Task goal: Spot every line with the word "this" and return it.

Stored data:
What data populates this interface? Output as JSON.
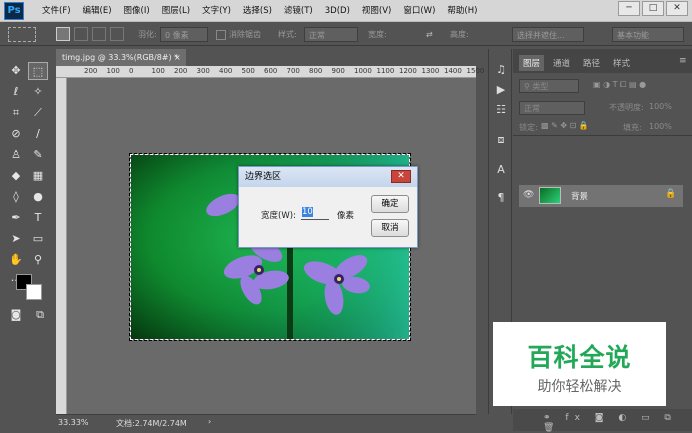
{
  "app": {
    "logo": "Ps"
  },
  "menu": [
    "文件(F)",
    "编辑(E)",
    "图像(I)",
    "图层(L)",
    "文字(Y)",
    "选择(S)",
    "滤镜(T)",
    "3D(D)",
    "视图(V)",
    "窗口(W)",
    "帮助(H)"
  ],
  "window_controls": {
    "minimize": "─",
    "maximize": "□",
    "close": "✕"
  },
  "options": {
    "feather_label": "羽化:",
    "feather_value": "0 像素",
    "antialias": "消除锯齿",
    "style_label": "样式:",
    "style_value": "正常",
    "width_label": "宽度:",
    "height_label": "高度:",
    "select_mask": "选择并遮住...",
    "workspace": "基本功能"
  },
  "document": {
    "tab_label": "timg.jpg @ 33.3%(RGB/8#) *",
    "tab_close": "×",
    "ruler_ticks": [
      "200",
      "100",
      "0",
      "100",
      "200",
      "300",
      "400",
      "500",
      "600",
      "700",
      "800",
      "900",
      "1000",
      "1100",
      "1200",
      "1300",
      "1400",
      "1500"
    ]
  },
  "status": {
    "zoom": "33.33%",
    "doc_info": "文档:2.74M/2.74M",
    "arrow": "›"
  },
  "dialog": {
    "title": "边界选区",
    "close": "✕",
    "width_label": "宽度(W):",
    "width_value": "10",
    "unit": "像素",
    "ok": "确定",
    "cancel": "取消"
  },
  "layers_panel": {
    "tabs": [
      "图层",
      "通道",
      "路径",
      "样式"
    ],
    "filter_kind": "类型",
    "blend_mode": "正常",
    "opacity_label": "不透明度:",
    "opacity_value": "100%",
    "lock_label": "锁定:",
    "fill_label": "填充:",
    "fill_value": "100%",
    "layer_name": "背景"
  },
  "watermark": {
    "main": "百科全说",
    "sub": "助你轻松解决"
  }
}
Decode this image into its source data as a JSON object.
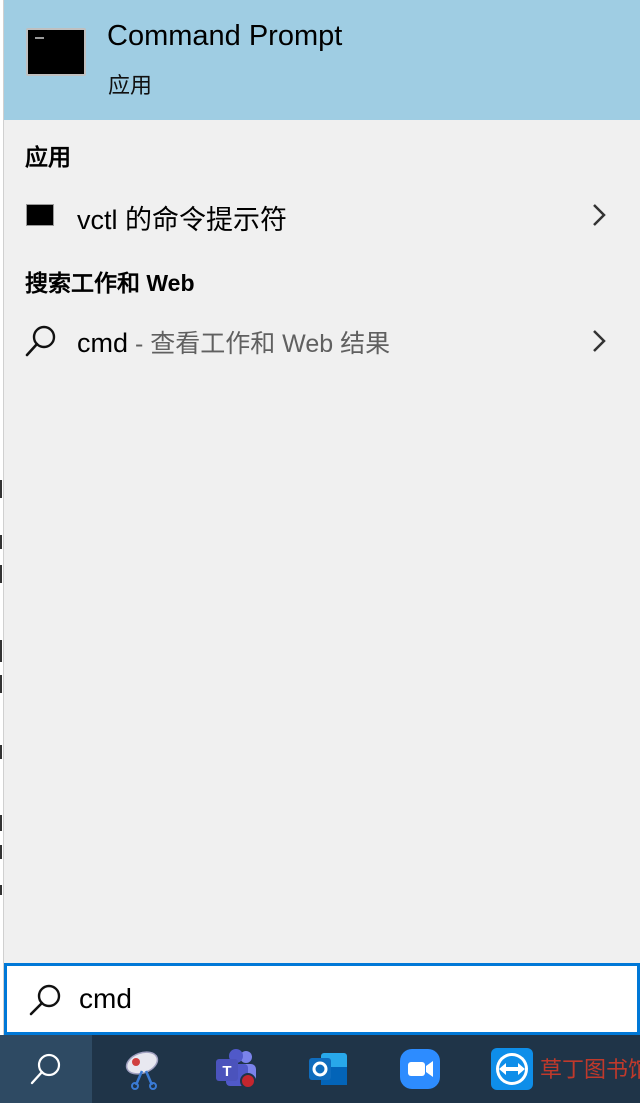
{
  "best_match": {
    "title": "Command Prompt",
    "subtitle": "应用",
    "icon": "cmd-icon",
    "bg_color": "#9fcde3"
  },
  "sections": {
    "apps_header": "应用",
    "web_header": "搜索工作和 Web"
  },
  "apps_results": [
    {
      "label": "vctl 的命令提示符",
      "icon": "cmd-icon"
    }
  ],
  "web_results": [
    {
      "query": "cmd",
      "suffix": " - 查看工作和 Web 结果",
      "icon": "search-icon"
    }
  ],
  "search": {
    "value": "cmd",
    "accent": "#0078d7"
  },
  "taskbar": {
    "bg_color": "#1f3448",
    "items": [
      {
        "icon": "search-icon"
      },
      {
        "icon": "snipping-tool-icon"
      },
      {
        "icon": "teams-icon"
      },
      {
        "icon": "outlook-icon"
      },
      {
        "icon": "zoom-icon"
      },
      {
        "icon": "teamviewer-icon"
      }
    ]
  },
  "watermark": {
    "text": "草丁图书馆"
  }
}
--
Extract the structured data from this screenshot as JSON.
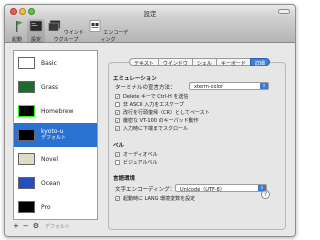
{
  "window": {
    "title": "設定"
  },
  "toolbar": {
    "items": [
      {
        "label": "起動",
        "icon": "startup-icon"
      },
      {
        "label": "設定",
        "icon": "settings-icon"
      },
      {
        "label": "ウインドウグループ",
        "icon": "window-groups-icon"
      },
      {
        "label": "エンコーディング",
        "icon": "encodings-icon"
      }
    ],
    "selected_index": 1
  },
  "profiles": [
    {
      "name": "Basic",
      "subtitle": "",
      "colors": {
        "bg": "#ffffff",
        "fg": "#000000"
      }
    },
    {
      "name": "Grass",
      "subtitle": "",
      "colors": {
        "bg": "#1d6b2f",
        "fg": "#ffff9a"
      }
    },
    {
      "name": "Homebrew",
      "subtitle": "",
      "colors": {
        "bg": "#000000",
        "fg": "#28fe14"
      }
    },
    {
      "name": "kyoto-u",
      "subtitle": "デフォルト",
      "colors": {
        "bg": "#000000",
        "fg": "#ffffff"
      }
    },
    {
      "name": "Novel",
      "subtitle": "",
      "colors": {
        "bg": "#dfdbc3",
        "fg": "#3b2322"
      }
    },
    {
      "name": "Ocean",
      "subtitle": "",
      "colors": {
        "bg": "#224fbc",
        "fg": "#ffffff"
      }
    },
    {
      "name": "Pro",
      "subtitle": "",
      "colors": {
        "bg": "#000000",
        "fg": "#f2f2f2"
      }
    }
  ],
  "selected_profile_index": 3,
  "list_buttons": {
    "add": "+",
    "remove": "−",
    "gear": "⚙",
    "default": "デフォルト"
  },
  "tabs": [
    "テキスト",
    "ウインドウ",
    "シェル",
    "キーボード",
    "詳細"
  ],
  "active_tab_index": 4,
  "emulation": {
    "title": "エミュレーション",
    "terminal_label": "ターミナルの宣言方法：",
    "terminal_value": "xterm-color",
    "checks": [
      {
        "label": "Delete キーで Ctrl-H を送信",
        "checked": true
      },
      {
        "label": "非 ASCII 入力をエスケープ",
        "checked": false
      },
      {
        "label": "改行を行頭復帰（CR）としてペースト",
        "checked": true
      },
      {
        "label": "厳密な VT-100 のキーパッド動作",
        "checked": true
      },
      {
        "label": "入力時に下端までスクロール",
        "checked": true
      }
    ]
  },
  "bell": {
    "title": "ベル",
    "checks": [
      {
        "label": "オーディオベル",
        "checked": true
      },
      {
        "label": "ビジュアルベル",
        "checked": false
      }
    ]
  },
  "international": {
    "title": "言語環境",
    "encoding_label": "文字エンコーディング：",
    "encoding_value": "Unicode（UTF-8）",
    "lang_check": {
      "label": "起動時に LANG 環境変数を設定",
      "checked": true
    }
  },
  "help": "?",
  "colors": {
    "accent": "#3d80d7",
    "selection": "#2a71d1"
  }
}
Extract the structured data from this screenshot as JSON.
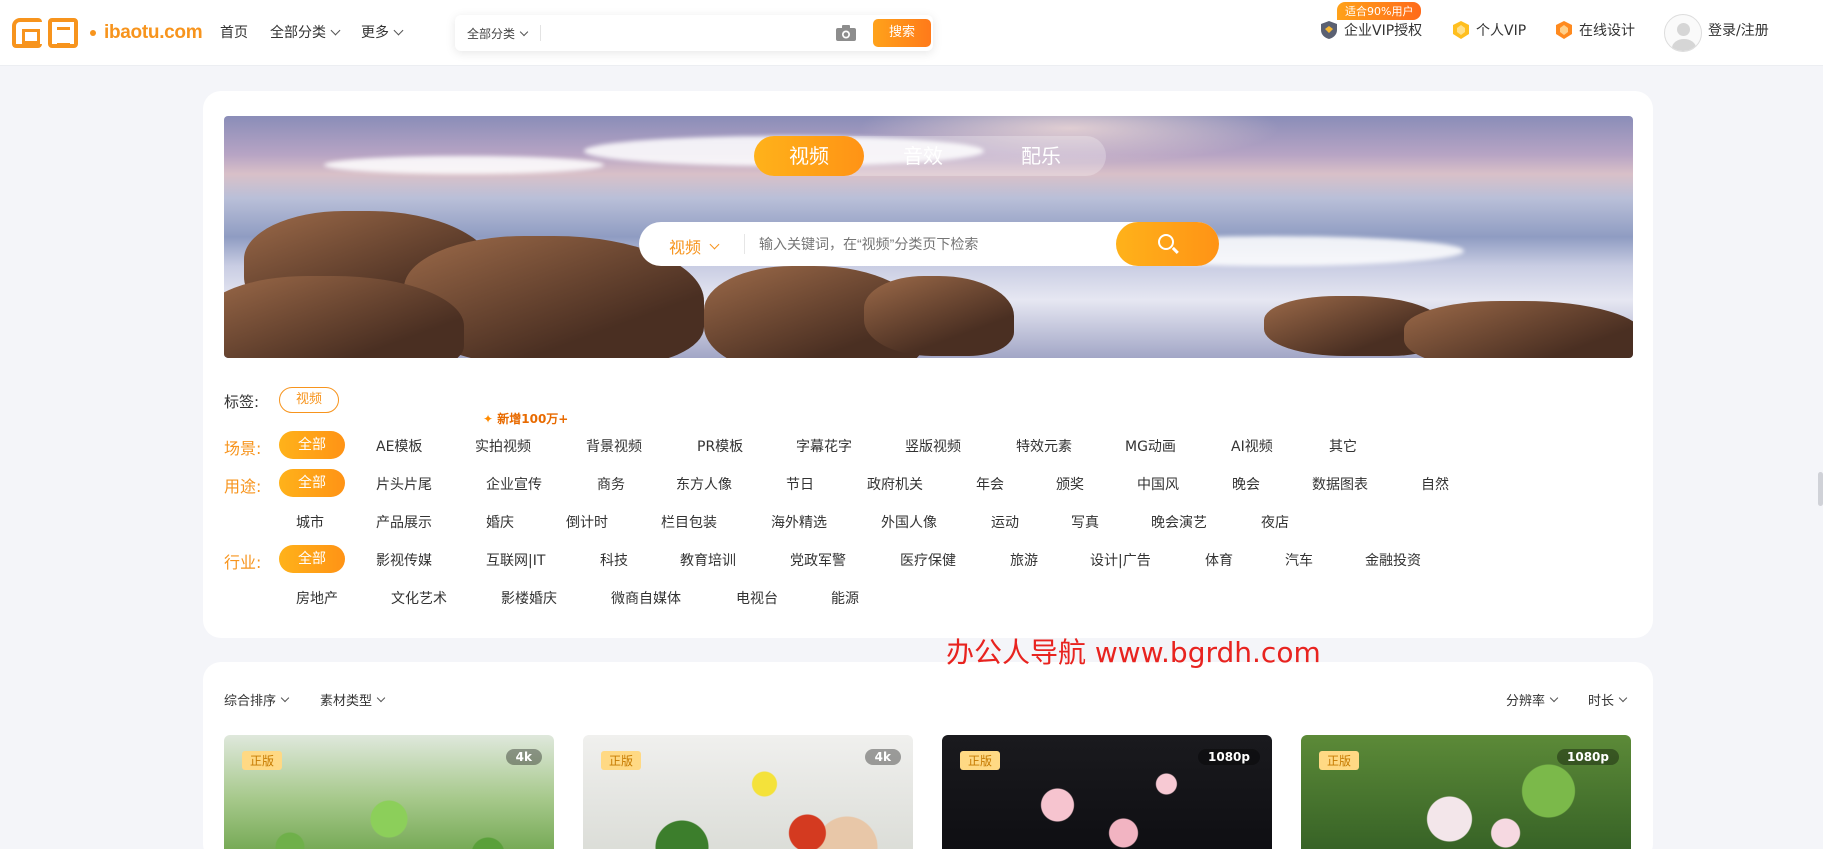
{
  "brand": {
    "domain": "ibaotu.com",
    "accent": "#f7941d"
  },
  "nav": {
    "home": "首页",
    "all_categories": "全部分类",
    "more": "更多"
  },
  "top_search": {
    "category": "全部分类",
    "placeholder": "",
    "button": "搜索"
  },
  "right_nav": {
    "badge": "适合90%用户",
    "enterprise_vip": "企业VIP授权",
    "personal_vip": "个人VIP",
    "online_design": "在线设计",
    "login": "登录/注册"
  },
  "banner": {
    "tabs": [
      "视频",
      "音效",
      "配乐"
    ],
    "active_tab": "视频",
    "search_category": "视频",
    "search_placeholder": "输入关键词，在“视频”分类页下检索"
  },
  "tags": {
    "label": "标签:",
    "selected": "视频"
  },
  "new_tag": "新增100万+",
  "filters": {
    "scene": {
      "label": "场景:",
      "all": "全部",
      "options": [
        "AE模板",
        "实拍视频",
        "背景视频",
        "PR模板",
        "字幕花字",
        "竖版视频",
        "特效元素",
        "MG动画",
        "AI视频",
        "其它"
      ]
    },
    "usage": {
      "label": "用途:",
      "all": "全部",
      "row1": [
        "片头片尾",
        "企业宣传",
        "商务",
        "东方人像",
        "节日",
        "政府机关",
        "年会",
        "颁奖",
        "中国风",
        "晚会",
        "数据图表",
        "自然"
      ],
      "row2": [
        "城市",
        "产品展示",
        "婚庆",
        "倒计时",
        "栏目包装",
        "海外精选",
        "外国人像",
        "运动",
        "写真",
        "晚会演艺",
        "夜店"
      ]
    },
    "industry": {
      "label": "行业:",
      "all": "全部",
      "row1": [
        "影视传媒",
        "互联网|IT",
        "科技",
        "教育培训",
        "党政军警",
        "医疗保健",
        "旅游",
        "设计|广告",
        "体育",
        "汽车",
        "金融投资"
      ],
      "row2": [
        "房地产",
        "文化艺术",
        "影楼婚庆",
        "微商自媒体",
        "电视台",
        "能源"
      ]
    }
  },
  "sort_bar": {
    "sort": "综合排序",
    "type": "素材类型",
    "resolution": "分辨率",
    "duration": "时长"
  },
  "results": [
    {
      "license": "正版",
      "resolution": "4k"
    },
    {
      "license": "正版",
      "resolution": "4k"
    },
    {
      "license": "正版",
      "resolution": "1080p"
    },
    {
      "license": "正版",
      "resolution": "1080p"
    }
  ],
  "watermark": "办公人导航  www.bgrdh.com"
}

Complete answer:
What data populates this interface? Output as JSON.
Decode this image into its source data as a JSON object.
Extract the structured data from this screenshot as JSON.
Extract the structured data from this screenshot as JSON.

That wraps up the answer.